* **Exercise prompt**
From the entries provided below, copy each line that contains the word "this".

* **Data to process**
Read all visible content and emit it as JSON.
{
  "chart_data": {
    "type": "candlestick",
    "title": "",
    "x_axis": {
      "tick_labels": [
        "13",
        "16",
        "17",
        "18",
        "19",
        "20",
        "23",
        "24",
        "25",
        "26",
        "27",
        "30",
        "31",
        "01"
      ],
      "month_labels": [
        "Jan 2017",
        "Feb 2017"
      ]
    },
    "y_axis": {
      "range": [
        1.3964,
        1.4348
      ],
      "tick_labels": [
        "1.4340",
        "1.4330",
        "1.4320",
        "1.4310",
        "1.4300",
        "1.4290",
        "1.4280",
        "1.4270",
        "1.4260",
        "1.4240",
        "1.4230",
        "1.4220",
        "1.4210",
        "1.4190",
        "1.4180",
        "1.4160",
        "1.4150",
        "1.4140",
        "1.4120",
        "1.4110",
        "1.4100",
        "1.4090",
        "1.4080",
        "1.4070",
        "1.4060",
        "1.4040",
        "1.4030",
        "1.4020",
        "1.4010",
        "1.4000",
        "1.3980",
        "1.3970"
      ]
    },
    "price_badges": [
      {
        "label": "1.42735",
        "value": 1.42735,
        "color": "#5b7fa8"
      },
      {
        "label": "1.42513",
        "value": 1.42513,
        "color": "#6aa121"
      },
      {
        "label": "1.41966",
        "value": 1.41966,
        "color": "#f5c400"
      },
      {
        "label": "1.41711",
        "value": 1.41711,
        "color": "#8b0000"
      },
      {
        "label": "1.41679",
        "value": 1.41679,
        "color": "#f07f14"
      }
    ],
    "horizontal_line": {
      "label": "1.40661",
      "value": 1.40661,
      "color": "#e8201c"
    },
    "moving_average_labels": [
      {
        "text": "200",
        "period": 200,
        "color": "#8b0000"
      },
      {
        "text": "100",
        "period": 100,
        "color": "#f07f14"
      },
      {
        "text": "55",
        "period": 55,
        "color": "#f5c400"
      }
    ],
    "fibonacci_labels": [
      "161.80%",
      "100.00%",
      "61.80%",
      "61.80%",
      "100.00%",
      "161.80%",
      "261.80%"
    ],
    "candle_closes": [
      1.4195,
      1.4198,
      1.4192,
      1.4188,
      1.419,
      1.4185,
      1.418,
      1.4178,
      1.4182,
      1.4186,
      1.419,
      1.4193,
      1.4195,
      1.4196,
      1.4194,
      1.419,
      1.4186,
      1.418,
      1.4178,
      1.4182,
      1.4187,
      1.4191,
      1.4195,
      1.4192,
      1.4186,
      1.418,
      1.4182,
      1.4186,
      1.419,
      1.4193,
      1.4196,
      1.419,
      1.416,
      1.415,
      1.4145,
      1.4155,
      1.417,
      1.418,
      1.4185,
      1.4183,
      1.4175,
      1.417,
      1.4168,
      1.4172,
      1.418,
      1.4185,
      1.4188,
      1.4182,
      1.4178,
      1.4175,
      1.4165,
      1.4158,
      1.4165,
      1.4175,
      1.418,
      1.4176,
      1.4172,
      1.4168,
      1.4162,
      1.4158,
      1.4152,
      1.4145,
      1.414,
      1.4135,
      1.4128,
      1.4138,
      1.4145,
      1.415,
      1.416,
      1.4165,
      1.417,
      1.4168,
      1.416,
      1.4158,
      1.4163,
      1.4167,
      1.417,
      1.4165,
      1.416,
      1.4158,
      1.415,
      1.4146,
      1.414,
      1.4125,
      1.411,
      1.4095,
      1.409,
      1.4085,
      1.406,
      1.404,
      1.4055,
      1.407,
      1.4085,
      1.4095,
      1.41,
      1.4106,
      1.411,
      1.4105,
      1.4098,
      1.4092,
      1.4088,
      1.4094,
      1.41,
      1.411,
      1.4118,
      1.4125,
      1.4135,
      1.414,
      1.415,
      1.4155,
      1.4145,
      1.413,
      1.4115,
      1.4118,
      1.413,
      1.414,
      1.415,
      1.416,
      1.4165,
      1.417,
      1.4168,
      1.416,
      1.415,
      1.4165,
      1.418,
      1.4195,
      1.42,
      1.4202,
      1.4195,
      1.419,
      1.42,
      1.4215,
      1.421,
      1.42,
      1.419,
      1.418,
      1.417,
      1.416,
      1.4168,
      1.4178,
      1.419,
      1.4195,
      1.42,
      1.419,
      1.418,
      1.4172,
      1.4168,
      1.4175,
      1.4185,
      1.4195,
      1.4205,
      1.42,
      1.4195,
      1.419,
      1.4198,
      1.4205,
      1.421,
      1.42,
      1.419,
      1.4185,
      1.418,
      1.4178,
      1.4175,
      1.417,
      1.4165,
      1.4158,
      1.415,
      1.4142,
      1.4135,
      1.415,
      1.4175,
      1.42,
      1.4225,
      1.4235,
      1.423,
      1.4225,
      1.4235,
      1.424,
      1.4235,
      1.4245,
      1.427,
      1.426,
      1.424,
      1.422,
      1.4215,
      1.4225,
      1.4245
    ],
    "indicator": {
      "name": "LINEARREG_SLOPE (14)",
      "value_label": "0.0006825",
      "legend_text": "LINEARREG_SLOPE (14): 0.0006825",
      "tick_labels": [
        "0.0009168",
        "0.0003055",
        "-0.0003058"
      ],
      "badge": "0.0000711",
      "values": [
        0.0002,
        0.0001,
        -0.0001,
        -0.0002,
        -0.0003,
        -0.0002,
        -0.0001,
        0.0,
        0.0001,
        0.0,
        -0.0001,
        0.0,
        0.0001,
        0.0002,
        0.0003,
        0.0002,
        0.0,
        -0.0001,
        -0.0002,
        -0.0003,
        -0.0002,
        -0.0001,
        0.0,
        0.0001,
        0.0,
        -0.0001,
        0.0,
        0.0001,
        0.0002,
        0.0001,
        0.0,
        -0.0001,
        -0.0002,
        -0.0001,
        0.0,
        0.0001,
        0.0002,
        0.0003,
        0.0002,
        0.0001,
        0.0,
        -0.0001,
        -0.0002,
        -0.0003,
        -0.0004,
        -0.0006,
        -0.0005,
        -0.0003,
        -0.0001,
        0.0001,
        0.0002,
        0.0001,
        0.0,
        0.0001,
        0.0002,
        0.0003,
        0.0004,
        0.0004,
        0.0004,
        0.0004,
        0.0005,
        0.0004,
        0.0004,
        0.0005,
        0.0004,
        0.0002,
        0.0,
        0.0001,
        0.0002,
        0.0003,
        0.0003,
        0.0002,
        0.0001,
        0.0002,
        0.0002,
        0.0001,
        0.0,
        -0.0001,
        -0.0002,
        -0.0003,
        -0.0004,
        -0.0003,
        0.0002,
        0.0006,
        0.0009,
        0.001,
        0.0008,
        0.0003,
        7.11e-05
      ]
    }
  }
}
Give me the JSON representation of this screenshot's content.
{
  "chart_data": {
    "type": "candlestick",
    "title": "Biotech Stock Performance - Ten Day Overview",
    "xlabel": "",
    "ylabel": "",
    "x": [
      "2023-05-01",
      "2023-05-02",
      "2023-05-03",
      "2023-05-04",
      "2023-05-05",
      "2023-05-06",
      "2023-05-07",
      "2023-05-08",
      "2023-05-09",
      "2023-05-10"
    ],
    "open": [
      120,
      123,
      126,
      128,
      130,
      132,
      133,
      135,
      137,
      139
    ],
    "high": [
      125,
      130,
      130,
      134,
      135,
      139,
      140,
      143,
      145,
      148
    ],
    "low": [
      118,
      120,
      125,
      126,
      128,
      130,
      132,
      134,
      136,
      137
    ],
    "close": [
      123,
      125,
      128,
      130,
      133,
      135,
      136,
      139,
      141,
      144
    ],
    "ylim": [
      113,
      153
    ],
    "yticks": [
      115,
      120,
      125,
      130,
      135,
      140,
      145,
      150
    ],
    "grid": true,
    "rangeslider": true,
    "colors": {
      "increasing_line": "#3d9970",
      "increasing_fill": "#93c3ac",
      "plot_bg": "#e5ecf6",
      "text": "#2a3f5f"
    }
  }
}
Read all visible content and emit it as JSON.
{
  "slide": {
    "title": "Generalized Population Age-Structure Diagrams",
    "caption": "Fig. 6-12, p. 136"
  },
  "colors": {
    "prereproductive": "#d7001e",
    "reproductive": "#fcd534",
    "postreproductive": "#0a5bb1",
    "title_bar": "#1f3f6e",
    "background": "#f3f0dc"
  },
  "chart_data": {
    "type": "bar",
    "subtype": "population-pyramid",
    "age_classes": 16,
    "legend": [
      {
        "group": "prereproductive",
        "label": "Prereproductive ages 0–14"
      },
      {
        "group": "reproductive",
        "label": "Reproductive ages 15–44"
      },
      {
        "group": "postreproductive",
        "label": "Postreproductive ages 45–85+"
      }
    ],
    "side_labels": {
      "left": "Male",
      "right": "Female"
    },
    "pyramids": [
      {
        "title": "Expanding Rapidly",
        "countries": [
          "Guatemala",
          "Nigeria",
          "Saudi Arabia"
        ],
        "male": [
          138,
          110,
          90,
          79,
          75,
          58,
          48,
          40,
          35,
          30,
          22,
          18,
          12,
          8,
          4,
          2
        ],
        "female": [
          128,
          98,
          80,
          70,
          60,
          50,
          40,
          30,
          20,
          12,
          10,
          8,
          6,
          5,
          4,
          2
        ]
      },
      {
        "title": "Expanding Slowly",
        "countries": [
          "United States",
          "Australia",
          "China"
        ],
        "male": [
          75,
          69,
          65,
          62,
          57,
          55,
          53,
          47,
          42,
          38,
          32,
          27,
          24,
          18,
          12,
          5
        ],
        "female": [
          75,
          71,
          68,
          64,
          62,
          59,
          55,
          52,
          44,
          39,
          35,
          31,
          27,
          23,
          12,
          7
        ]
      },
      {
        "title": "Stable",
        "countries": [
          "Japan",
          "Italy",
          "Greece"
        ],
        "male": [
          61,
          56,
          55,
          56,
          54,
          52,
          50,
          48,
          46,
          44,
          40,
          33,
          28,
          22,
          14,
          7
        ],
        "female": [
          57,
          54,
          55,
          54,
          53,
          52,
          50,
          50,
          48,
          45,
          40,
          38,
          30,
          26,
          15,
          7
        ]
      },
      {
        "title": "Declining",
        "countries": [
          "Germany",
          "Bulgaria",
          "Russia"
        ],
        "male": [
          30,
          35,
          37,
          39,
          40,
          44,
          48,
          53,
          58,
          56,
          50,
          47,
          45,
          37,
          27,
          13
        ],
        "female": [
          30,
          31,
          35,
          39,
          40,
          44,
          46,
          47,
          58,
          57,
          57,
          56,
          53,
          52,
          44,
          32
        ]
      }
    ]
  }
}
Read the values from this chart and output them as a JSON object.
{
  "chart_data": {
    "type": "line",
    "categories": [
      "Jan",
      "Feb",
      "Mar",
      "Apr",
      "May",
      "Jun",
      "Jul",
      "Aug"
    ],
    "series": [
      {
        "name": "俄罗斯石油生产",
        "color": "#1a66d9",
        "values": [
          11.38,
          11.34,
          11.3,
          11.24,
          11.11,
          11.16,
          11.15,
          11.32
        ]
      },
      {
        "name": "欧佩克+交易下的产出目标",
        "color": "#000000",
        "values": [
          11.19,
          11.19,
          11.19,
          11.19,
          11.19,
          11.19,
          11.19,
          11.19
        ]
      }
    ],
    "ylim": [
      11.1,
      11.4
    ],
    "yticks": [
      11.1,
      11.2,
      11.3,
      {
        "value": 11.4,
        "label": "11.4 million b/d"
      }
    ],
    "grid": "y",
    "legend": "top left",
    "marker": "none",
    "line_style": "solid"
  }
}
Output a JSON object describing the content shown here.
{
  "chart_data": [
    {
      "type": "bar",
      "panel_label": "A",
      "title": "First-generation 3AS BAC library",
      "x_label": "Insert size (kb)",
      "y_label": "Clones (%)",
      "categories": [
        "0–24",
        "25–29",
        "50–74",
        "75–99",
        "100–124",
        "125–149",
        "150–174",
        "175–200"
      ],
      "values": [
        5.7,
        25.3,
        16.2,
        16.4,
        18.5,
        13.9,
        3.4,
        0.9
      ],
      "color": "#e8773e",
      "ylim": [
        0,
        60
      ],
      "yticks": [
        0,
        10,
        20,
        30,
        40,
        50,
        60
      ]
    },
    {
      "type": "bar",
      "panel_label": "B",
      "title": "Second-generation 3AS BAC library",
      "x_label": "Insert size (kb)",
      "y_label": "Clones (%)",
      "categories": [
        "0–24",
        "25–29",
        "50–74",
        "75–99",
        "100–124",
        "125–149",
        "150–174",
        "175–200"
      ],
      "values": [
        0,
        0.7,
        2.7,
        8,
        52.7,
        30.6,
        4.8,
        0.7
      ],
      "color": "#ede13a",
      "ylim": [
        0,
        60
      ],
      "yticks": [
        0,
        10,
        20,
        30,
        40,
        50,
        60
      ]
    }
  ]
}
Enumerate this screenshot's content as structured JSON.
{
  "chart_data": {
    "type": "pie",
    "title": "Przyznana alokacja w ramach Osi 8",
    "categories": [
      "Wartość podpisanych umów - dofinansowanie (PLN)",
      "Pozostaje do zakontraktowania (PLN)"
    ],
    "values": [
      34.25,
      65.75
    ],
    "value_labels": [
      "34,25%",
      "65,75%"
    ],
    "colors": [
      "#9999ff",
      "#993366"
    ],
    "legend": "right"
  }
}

* **Task output**
Give me the JSON representation of this screenshot's content.
Read the values from this chart and output them as a JSON object.
Enumerate this screenshot's content as structured JSON.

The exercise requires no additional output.